Figure record listings:
┄┄┄┄┄┄┄┄┄┄
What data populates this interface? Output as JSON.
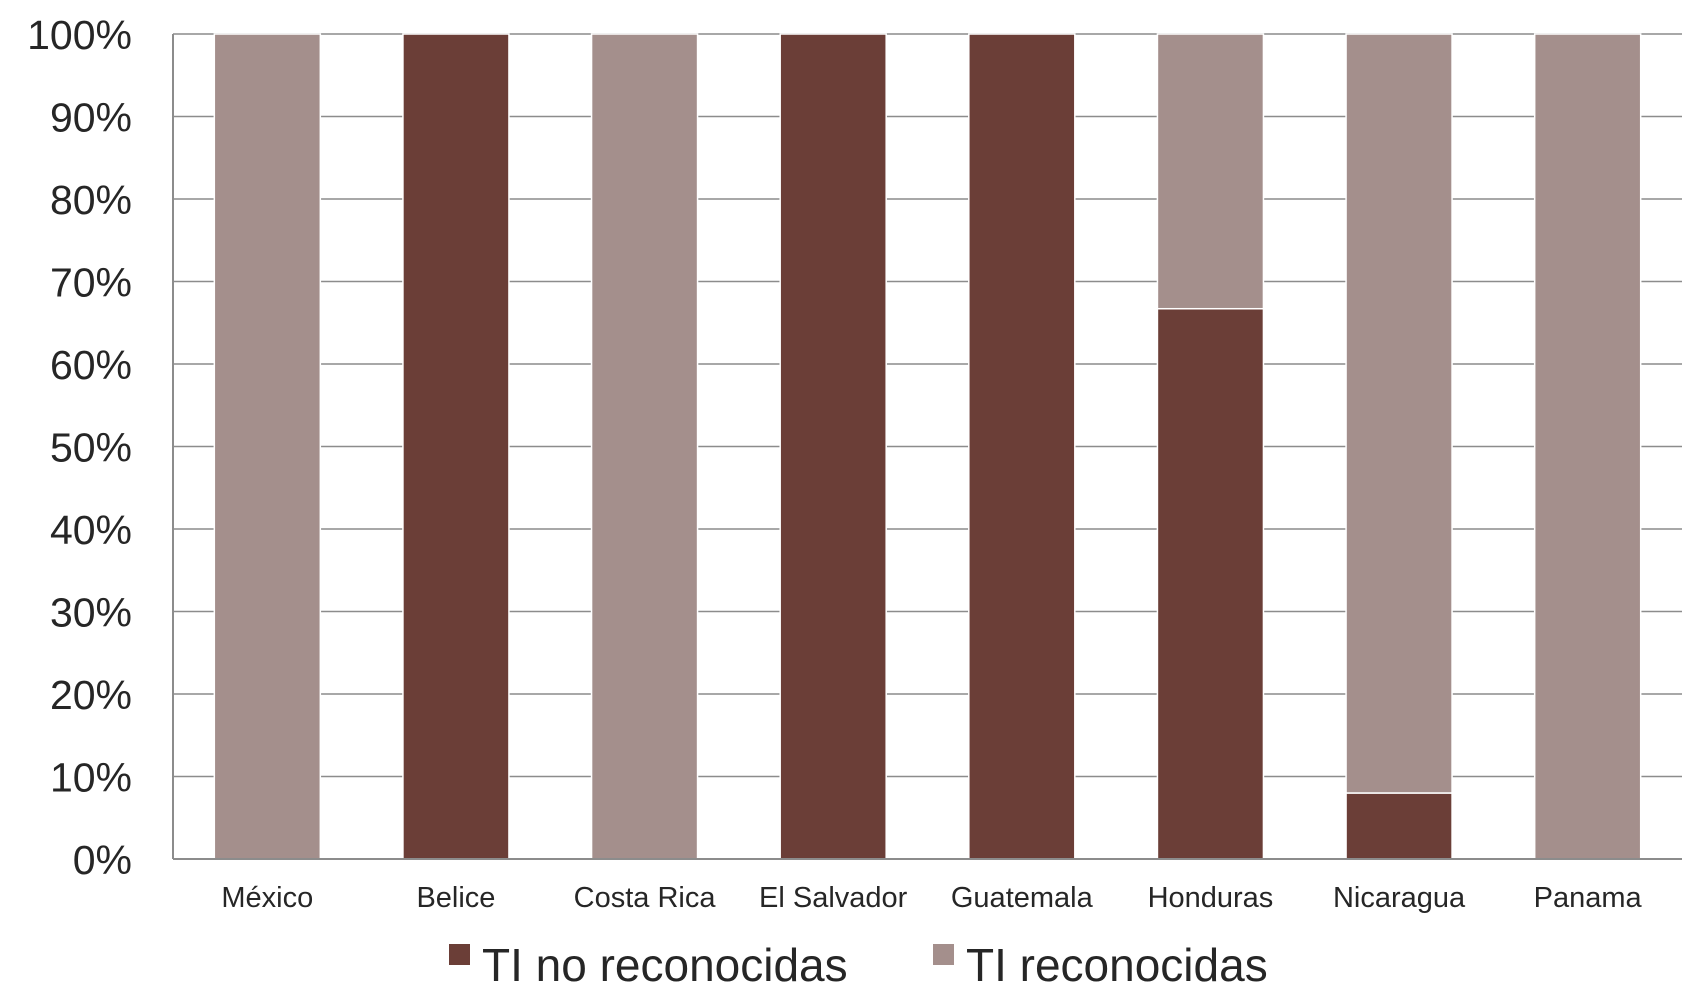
{
  "chart_data": {
    "type": "bar",
    "stacked": true,
    "percent": true,
    "categories": [
      "México",
      "Belice",
      "Costa Rica",
      "El Salvador",
      "Guatemala",
      "Honduras",
      "Nicaragua",
      "Panama"
    ],
    "series": [
      {
        "name": "TI no reconocidas",
        "color": "#6b3e37",
        "values": [
          0,
          100,
          0,
          100,
          100,
          66.7,
          8,
          0
        ]
      },
      {
        "name": "TI reconocidas",
        "color": "#a48f8c",
        "values": [
          100,
          0,
          100,
          0,
          0,
          33.3,
          92,
          100
        ]
      }
    ],
    "ylim": [
      0,
      100
    ],
    "yticks": [
      "0%",
      "10%",
      "20%",
      "30%",
      "40%",
      "50%",
      "60%",
      "70%",
      "80%",
      "90%",
      "100%"
    ],
    "grid": true,
    "legend_position": "bottom",
    "title": "",
    "xlabel": "",
    "ylabel": ""
  }
}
┄┄┄┄┄┄┄┄┄┄
# Request
Show the lines where the word "reconocidas" appears in the entries.

# Response
        "name": "TI no reconocidas",
        "name": "TI reconocidas",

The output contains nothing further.